> [Your objective]:
Reproduce the listing below without changes, except that pictures are left out.

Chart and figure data
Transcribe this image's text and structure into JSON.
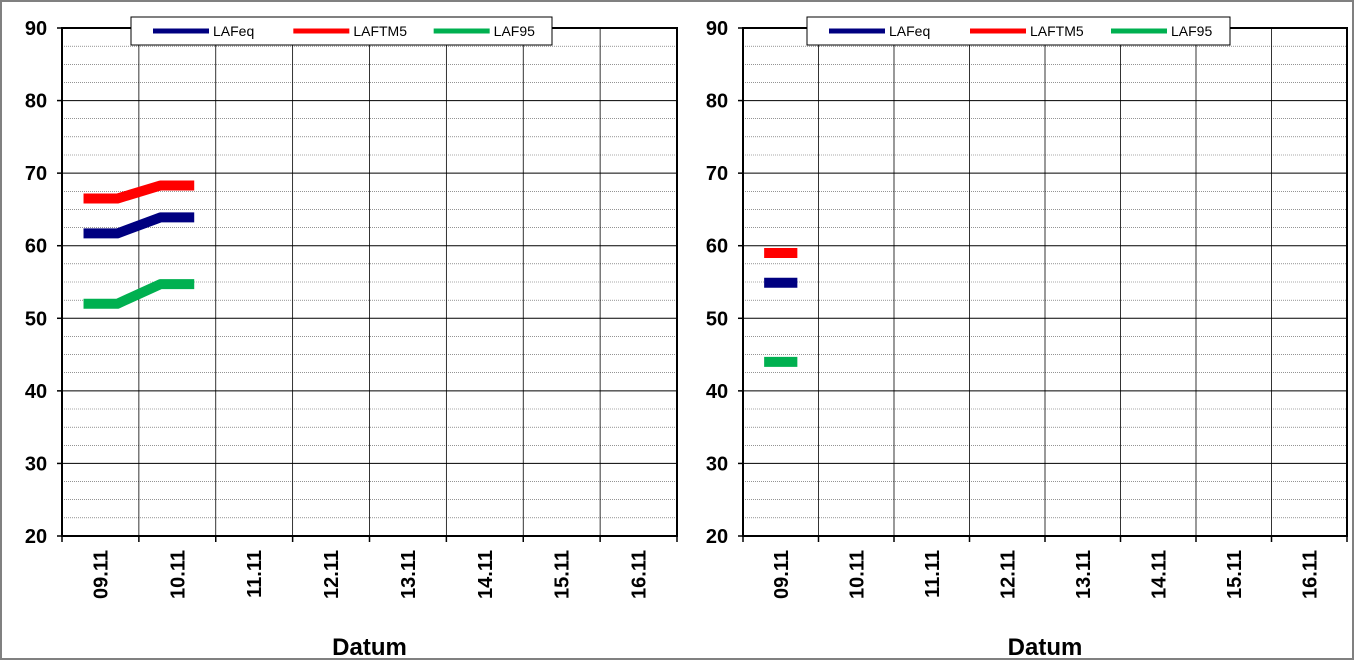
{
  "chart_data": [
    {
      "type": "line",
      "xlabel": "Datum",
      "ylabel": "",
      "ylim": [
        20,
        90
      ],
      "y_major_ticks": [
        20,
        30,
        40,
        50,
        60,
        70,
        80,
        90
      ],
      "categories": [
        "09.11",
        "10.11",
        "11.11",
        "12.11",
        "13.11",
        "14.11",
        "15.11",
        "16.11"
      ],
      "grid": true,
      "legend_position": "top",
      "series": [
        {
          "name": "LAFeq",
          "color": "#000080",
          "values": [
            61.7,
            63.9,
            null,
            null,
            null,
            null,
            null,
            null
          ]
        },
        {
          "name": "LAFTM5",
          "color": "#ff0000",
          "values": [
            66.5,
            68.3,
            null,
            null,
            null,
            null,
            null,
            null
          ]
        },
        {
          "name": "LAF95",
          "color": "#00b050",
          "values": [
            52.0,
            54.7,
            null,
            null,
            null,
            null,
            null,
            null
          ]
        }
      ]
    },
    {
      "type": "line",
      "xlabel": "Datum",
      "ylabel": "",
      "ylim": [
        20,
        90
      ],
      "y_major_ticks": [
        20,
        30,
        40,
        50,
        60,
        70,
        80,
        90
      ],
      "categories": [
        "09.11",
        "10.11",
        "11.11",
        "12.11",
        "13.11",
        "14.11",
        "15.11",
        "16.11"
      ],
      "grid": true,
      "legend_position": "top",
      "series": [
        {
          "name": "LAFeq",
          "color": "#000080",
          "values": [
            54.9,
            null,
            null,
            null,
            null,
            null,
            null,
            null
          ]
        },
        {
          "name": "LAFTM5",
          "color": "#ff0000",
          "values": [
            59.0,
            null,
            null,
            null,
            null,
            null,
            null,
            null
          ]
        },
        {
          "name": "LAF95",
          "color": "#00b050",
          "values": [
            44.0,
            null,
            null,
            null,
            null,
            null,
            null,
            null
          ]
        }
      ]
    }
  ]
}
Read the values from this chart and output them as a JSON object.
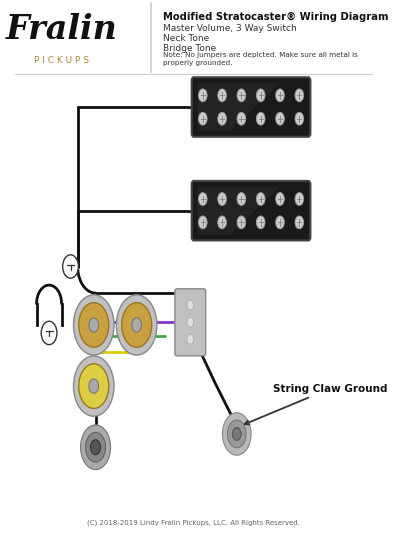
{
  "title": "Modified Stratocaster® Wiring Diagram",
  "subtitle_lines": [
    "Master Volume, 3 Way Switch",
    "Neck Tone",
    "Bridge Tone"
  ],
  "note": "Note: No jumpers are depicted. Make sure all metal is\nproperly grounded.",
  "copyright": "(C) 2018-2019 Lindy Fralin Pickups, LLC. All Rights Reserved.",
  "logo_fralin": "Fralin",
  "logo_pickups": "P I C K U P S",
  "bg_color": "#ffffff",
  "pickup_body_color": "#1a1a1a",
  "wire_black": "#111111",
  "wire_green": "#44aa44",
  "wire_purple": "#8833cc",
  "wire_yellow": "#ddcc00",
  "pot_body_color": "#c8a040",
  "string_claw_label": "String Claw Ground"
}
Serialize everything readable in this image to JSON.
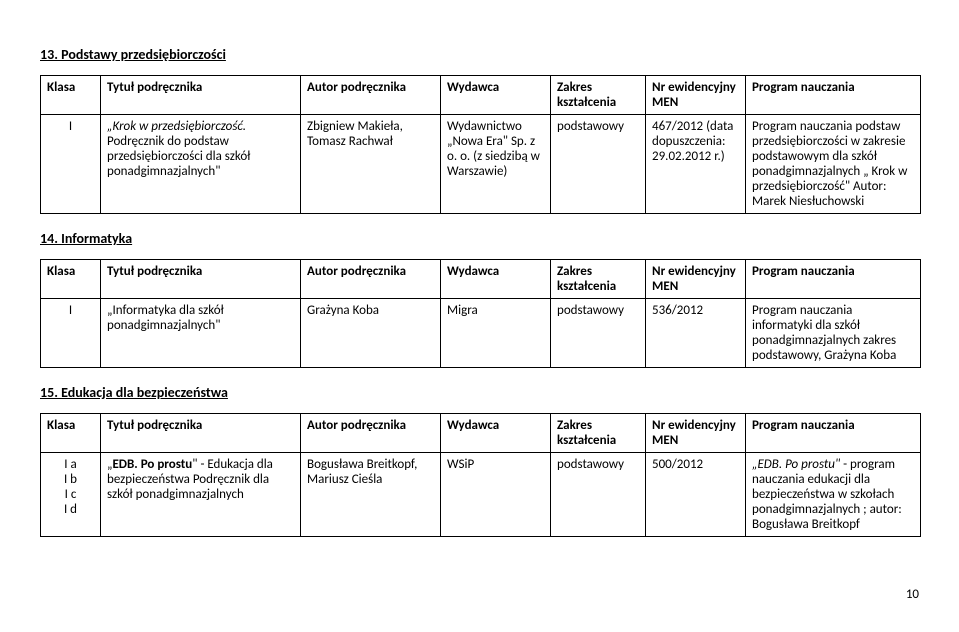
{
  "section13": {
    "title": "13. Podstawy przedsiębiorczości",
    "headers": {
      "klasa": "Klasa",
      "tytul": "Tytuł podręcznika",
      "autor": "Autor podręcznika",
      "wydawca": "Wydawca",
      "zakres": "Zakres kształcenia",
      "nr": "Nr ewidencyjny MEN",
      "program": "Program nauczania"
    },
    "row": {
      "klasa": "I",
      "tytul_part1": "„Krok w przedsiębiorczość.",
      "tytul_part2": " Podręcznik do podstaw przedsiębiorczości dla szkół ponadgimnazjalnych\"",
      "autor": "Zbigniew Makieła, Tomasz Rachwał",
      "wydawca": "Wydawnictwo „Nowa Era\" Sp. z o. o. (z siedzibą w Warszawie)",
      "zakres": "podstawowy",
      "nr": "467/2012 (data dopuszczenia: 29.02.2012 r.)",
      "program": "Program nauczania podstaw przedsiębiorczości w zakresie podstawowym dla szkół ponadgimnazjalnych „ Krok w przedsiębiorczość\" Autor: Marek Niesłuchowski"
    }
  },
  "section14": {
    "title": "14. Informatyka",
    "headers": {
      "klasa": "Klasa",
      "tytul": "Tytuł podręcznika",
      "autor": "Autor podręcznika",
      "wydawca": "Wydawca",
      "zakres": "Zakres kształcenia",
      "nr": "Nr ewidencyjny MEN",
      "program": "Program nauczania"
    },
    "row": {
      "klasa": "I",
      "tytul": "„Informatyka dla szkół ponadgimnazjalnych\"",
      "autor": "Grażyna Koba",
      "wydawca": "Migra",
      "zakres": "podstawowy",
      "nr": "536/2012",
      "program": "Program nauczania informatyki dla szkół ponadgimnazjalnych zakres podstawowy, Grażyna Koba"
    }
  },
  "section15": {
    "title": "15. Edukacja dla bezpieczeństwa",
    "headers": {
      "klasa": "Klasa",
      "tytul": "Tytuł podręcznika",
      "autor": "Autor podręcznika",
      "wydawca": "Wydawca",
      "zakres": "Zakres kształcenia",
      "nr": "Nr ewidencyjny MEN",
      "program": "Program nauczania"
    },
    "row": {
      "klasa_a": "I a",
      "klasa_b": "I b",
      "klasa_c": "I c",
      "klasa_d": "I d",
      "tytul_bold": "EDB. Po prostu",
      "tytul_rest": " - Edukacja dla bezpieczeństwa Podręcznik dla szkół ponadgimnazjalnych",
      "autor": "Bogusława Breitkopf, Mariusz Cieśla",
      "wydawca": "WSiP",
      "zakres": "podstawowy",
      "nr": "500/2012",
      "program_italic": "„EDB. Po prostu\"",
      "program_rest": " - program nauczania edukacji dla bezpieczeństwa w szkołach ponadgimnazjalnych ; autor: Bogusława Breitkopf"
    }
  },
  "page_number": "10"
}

> [Response to this task]:
Transcribe this image's text and structure into JSON.
{
  "chart_data": [
    {
      "type": "line",
      "xlabel": "Datum",
      "ylabel": "",
      "ylim": [
        20,
        90
      ],
      "y_major_ticks": [
        20,
        30,
        40,
        50,
        60,
        70,
        80,
        90
      ],
      "categories": [
        "09.11",
        "10.11",
        "11.11",
        "12.11",
        "13.11",
        "14.11",
        "15.11",
        "16.11"
      ],
      "grid": true,
      "legend_position": "top",
      "series": [
        {
          "name": "LAFeq",
          "color": "#000080",
          "values": [
            61.7,
            63.9,
            null,
            null,
            null,
            null,
            null,
            null
          ]
        },
        {
          "name": "LAFTM5",
          "color": "#ff0000",
          "values": [
            66.5,
            68.3,
            null,
            null,
            null,
            null,
            null,
            null
          ]
        },
        {
          "name": "LAF95",
          "color": "#00b050",
          "values": [
            52.0,
            54.7,
            null,
            null,
            null,
            null,
            null,
            null
          ]
        }
      ]
    },
    {
      "type": "line",
      "xlabel": "Datum",
      "ylabel": "",
      "ylim": [
        20,
        90
      ],
      "y_major_ticks": [
        20,
        30,
        40,
        50,
        60,
        70,
        80,
        90
      ],
      "categories": [
        "09.11",
        "10.11",
        "11.11",
        "12.11",
        "13.11",
        "14.11",
        "15.11",
        "16.11"
      ],
      "grid": true,
      "legend_position": "top",
      "series": [
        {
          "name": "LAFeq",
          "color": "#000080",
          "values": [
            54.9,
            null,
            null,
            null,
            null,
            null,
            null,
            null
          ]
        },
        {
          "name": "LAFTM5",
          "color": "#ff0000",
          "values": [
            59.0,
            null,
            null,
            null,
            null,
            null,
            null,
            null
          ]
        },
        {
          "name": "LAF95",
          "color": "#00b050",
          "values": [
            44.0,
            null,
            null,
            null,
            null,
            null,
            null,
            null
          ]
        }
      ]
    }
  ]
}
Read the values from this chart and output them as a JSON object.
{
  "title": "Modified Stratocaster® Wiring Diagram",
  "subtitle_lines": [
    "Master Volume, 3 Way Switch",
    "Neck Tone",
    "Bridge Tone"
  ],
  "note": "Note: No jumpers are depicted. Make sure all metal is\nproperly grounded.",
  "copyright": "(C) 2018-2019 Lindy Fralin Pickups, LLC. All Rights Reserved.",
  "logo_fralin": "Fralin",
  "logo_pickups": "P I C K U P S",
  "bg_color": "#ffffff",
  "pickup_body_color": "#1a1a1a",
  "wire_black": "#111111",
  "wire_green": "#44aa44",
  "wire_purple": "#8833cc",
  "wire_yellow": "#ddcc00",
  "pot_body_color": "#c8a040",
  "string_claw_label": "String Claw Ground"
}
Serialize everything readable in this image to JSON.
{
  "section13": {
    "title": "13. Podstawy przedsiębiorczości",
    "headers": {
      "klasa": "Klasa",
      "tytul": "Tytuł podręcznika",
      "autor": "Autor podręcznika",
      "wydawca": "Wydawca",
      "zakres": "Zakres kształcenia",
      "nr": "Nr ewidencyjny MEN",
      "program": "Program nauczania"
    },
    "row": {
      "klasa": "I",
      "tytul_part1": "„Krok w przedsiębiorczość.",
      "tytul_part2": " Podręcznik do podstaw przedsiębiorczości dla szkół ponadgimnazjalnych\"",
      "autor": "Zbigniew Makieła, Tomasz Rachwał",
      "wydawca": "Wydawnictwo „Nowa Era\" Sp. z o. o. (z siedzibą w Warszawie)",
      "zakres": "podstawowy",
      "nr": "467/2012 (data dopuszczenia: 29.02.2012 r.)",
      "program": "Program nauczania podstaw przedsiębiorczości w zakresie podstawowym dla szkół ponadgimnazjalnych „ Krok w przedsiębiorczość\" Autor: Marek Niesłuchowski"
    }
  },
  "section14": {
    "title": "14. Informatyka",
    "headers": {
      "klasa": "Klasa",
      "tytul": "Tytuł podręcznika",
      "autor": "Autor podręcznika",
      "wydawca": "Wydawca",
      "zakres": "Zakres kształcenia",
      "nr": "Nr ewidencyjny MEN",
      "program": "Program nauczania"
    },
    "row": {
      "klasa": "I",
      "tytul": "„Informatyka dla szkół ponadgimnazjalnych\"",
      "autor": "Grażyna Koba",
      "wydawca": "Migra",
      "zakres": "podstawowy",
      "nr": "536/2012",
      "program": "Program nauczania informatyki dla szkół ponadgimnazjalnych zakres podstawowy, Grażyna Koba"
    }
  },
  "section15": {
    "title": "15. Edukacja dla bezpieczeństwa",
    "headers": {
      "klasa": "Klasa",
      "tytul": "Tytuł podręcznika",
      "autor": "Autor podręcznika",
      "wydawca": "Wydawca",
      "zakres": "Zakres kształcenia",
      "nr": "Nr ewidencyjny MEN",
      "program": "Program nauczania"
    },
    "row": {
      "klasa_a": "I a",
      "klasa_b": "I b",
      "klasa_c": "I c",
      "klasa_d": "I d",
      "tytul_bold": "EDB. Po prostu",
      "tytul_rest": " - Edukacja dla bezpieczeństwa Podręcznik dla szkół ponadgimnazjalnych",
      "autor": "Bogusława Breitkopf, Mariusz Cieśla",
      "wydawca": "WSiP",
      "zakres": "podstawowy",
      "nr": "500/2012",
      "program_italic": "„EDB. Po prostu\"",
      "program_rest": " - program nauczania edukacji dla bezpieczeństwa w szkołach ponadgimnazjalnych ; autor: Bogusława Breitkopf"
    }
  },
  "page_number": "10"
}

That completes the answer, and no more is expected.